Report back each line of the records that contains the string "from".

-=-=-

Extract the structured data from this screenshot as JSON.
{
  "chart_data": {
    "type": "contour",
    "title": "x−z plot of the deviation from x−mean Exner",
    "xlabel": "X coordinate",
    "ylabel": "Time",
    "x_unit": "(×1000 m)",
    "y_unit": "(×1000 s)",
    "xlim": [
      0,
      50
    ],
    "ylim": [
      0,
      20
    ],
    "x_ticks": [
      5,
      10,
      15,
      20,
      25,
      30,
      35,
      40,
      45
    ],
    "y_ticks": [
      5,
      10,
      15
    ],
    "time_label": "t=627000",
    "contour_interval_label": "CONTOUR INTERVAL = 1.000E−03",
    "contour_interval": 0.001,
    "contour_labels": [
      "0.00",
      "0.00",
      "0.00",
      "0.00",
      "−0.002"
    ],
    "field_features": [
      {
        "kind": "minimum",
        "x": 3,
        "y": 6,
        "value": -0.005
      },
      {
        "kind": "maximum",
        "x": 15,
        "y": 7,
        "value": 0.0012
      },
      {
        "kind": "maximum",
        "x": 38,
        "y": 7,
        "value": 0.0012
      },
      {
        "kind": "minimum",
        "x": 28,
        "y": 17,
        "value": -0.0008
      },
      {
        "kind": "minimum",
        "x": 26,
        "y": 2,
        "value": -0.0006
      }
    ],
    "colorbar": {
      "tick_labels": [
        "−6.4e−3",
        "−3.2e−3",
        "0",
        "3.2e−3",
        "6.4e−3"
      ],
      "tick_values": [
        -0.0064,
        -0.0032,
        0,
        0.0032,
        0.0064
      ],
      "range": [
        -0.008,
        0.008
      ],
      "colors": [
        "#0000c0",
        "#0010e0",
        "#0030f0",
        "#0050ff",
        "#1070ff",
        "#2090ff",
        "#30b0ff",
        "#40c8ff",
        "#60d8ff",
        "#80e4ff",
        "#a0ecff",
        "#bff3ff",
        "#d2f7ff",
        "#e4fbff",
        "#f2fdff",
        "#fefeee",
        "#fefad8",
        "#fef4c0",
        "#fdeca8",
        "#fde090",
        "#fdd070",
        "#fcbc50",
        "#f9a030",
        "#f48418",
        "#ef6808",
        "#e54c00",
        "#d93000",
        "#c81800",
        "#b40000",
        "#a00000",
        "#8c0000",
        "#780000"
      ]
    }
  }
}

-=-=-

- _OUTPUT OF THE EXERCISE_:
Extract the structured data from this screenshot as JSON.
    "title": "x−z plot of the deviation from x−mean Exner",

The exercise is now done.